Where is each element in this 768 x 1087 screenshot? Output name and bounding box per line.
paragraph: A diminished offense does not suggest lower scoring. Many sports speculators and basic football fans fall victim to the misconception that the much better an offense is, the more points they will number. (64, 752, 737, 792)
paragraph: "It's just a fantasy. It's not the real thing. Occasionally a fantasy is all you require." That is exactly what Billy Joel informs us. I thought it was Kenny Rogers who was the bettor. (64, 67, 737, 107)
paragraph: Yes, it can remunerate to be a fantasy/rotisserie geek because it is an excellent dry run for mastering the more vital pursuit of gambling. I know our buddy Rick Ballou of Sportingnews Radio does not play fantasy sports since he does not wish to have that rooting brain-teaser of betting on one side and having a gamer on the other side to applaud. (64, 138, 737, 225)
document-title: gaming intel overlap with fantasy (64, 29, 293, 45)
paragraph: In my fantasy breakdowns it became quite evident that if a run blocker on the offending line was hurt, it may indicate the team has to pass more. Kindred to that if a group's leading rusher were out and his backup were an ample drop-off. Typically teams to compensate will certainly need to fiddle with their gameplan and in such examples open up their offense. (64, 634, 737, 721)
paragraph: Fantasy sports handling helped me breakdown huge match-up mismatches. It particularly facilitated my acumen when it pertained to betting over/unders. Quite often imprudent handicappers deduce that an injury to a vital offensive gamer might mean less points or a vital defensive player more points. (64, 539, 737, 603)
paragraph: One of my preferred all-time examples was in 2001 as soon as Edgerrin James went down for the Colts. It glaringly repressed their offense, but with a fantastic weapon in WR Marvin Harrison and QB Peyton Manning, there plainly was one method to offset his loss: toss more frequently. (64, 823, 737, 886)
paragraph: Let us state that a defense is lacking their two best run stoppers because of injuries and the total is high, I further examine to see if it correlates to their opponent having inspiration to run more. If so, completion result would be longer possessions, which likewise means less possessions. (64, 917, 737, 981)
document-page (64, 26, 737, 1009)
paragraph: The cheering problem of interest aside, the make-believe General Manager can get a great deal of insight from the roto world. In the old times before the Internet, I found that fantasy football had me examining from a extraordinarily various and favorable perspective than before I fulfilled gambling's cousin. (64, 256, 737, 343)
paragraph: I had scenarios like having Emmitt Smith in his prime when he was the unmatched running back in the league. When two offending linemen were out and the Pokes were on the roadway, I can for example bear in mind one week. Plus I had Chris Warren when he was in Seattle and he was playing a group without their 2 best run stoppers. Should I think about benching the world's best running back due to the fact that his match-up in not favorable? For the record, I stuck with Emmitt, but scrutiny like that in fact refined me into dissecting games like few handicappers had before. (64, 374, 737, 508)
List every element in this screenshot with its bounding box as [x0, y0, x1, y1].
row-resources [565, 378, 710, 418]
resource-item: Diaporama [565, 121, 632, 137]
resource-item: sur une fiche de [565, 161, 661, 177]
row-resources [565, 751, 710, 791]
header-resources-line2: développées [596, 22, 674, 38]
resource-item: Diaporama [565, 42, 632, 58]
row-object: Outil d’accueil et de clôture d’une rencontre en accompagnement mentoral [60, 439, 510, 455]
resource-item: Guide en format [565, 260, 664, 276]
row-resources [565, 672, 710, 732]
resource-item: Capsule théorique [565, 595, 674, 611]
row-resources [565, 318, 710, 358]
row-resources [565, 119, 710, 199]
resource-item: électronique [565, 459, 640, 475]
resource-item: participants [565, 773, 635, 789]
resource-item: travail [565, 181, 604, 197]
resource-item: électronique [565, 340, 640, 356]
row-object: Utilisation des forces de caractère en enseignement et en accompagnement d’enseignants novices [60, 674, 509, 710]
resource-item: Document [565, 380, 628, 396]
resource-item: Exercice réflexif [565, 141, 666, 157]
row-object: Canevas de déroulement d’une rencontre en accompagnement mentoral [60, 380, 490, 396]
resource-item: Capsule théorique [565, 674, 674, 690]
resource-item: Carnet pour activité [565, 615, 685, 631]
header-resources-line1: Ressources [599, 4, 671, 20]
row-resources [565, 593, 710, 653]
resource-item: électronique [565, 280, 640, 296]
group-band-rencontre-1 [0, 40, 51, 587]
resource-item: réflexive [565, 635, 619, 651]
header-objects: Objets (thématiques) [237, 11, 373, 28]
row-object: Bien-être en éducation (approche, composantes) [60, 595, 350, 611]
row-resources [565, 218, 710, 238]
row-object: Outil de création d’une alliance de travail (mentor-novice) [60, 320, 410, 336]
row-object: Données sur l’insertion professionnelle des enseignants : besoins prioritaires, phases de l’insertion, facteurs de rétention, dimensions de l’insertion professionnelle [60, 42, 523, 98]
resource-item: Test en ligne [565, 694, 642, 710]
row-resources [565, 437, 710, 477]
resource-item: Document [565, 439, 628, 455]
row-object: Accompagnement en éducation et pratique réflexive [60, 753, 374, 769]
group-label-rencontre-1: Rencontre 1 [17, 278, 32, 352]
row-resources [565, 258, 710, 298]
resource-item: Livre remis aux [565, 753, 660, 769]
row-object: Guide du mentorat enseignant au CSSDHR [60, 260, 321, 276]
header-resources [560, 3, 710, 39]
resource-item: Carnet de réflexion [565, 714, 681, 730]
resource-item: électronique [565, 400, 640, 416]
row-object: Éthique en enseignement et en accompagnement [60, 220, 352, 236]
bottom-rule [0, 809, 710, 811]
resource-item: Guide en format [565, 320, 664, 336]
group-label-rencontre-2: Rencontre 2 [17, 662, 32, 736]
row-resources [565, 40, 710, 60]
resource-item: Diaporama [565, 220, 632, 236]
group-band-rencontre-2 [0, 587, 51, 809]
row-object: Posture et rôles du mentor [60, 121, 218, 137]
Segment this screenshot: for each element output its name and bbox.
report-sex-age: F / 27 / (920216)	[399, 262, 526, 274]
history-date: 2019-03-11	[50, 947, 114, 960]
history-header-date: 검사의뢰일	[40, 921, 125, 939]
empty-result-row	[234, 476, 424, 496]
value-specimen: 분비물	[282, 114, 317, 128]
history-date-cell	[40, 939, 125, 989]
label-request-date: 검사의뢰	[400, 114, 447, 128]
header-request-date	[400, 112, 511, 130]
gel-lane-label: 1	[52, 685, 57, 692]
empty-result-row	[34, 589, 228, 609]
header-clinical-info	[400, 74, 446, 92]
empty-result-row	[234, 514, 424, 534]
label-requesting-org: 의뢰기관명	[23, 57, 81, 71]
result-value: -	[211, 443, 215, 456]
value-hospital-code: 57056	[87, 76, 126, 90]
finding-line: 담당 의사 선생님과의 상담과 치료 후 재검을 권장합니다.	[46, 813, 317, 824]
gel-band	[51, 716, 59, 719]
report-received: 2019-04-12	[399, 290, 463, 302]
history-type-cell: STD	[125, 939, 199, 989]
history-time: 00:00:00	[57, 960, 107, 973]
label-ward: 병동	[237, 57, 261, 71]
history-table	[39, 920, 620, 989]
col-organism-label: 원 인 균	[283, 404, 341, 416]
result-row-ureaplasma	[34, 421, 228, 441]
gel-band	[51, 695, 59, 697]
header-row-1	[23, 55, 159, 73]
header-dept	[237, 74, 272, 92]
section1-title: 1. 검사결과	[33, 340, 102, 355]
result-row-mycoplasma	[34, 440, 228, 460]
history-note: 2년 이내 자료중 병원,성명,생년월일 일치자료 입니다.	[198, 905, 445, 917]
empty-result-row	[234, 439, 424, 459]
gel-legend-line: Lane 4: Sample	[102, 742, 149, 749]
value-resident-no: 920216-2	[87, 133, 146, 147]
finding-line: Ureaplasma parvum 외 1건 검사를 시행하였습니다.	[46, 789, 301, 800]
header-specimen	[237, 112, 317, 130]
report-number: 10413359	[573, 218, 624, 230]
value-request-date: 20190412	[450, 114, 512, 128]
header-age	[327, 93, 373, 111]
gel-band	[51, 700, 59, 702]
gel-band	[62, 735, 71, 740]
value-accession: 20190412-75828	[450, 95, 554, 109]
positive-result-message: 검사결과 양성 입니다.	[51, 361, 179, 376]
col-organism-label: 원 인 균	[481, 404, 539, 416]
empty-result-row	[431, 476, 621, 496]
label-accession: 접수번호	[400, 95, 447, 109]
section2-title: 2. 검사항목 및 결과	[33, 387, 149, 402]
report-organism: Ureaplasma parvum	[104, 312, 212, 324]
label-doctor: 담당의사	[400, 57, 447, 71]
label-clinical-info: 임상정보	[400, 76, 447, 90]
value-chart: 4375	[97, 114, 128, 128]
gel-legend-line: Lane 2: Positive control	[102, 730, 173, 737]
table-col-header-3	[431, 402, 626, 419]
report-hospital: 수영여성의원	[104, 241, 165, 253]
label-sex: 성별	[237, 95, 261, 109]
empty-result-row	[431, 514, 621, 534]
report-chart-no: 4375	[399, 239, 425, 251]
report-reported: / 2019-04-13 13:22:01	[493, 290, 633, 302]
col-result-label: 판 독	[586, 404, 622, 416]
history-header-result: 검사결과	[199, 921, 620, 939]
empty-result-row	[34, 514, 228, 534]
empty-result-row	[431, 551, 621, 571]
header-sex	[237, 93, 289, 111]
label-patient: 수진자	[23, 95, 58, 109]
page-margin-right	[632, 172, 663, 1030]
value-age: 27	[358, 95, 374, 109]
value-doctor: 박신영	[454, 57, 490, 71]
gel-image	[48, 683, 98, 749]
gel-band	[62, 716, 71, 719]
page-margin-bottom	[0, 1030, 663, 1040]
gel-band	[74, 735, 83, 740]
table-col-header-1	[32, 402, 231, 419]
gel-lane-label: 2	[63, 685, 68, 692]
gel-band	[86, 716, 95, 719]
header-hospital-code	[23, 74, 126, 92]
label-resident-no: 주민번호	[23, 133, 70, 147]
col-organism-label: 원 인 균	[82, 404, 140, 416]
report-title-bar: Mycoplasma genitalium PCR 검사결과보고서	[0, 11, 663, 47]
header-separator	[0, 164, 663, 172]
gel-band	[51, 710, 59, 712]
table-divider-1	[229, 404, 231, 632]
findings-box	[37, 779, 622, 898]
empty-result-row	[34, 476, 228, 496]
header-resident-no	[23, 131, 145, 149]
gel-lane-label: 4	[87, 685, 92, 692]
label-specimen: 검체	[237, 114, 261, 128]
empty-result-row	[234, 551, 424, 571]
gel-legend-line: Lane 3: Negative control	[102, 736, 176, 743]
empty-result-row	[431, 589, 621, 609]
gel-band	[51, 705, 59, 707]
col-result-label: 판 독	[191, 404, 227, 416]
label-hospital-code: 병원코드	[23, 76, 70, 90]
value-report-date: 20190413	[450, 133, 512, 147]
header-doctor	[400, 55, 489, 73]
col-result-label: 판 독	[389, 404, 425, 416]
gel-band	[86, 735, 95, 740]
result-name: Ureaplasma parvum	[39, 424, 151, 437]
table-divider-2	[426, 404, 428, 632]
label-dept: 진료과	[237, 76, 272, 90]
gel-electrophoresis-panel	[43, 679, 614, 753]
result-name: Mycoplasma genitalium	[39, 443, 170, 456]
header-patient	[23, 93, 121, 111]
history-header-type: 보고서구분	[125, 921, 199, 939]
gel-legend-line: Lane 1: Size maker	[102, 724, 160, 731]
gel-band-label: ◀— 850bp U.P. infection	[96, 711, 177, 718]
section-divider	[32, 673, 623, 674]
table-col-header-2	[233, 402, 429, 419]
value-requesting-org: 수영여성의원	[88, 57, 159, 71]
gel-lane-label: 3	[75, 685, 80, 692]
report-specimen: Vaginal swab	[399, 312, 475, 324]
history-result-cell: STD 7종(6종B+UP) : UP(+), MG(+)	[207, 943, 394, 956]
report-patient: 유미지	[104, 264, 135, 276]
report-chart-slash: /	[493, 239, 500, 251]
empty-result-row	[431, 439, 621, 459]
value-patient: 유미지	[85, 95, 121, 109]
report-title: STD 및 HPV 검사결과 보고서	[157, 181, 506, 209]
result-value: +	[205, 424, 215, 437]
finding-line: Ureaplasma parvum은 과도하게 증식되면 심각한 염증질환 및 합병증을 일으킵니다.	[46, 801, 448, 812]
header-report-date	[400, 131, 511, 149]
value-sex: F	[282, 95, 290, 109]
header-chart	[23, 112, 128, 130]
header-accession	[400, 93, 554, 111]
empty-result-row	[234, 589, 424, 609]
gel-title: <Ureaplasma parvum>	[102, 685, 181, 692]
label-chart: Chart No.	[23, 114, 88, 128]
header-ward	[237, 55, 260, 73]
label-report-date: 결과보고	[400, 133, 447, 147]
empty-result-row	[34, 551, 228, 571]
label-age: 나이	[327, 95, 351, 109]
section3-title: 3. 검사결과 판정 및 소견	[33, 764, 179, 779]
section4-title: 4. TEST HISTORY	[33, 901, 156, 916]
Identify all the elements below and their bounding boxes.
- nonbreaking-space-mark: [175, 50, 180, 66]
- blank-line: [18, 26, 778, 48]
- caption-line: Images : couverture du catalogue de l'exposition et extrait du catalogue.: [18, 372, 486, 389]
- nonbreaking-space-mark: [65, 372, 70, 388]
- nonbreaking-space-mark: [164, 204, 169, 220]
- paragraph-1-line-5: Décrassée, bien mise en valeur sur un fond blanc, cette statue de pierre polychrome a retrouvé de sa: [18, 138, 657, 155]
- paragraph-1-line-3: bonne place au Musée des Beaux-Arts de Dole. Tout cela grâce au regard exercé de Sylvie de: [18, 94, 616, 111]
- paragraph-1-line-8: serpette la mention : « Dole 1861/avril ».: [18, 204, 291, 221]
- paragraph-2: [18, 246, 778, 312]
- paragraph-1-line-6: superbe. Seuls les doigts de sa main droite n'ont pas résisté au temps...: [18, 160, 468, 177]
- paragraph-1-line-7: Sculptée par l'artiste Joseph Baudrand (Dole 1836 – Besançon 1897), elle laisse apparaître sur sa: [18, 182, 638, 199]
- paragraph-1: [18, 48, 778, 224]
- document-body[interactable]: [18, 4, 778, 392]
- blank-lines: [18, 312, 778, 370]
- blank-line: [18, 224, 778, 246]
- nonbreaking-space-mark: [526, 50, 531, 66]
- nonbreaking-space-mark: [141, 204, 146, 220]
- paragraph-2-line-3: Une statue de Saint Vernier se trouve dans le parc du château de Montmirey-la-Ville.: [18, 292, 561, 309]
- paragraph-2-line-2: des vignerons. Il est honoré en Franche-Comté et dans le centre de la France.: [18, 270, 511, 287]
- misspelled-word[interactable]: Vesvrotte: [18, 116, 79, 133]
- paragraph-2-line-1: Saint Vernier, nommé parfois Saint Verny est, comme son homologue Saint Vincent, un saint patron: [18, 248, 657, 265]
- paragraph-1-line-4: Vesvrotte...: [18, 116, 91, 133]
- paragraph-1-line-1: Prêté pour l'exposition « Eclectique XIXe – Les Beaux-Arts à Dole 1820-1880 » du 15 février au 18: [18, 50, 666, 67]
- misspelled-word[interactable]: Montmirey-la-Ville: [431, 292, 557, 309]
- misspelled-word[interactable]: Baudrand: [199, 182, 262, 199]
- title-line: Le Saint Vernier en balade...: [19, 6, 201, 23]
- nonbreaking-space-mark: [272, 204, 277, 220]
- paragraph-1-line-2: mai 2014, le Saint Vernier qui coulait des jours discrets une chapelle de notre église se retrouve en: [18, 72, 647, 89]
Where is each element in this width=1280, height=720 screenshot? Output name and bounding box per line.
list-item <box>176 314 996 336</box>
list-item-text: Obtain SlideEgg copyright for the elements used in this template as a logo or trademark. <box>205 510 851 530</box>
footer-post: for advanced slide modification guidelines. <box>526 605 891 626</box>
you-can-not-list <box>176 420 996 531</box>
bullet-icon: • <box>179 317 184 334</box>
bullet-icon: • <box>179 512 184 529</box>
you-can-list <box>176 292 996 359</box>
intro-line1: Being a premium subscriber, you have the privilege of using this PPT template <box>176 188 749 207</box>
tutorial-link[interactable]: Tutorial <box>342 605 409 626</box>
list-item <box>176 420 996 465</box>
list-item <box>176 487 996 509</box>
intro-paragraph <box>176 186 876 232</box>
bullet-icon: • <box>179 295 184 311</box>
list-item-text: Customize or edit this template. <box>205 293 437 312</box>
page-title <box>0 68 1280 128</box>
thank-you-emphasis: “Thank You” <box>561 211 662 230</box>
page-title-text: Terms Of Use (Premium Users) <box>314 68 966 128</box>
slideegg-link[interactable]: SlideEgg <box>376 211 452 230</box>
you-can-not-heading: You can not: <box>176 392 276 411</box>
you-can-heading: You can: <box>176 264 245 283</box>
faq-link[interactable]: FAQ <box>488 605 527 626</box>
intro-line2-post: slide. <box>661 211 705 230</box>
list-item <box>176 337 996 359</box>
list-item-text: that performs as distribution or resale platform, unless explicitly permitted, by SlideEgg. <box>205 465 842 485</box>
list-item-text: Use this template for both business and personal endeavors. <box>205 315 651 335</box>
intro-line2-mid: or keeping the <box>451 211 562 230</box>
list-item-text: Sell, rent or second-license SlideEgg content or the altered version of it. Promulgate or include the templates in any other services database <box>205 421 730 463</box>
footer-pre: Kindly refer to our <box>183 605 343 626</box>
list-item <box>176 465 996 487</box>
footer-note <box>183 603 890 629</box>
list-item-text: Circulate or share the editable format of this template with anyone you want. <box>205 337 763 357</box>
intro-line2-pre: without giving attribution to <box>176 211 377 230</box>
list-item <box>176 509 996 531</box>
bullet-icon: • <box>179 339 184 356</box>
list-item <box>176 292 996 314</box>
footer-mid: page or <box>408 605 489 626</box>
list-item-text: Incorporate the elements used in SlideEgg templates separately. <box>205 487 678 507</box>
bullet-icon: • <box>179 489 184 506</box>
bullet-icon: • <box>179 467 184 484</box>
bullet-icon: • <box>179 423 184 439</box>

[Polecenie]:
Ułóż w tabelę Markdown wiersze rekordów od pierwszego wiersza do wiersza zawierającego „paragraph: In my” włącznie, z pominięciem pustych wierszy. Tabela ma mieć kolumny „Numer” i „Wiersz rekordu”.

[Rozwiązanie zadania]:
| Numer | Wiersz rekordu |
|---|---|
| 1 | Where is each element in this 768 x 1087 screenshot? Output name and bounding box per line. |
| 2 | paragraph: A diminished offense does not suggest lower scoring. Many sports speculators and basic football fans fall victim to the misconception that the much better an offense is, the more points they will number. (64, 752, 737, 792) |
| 3 | paragraph: "It's just a fantasy. It's not the real thing. Occasionally a fantasy is all you require." That is exactly what Billy Joel informs us. I thought it was Kenny Rogers who was the bettor. (64, 67, 737, 107) |
| 4 | paragraph: Yes, it can remunerate to be a fantasy/rotisserie geek because it is an excellent dry run for mastering the more vital pursuit of gambling. I know our buddy Rick Ballou of Sportingnews Radio does not play fantasy sports since he does not wish to have that rooting brain-teaser of betting on one side and having a gamer on the other side to applaud. (64, 138, 737, 225) |
| 5 | document-title: gaming intel overlap with fantasy (64, 29, 293, 45) |
| 6 | paragraph: In my fantasy breakdowns it became quite evident that if a run blocker on the offending line was hurt, it may indicate the team has to pass more. Kindred to that if a group's leading rusher were out and his backup were an ample drop-off. Typically teams to compensate will certainly need to fiddle with their gameplan and in such examples open up their offense. (64, 634, 737, 721) |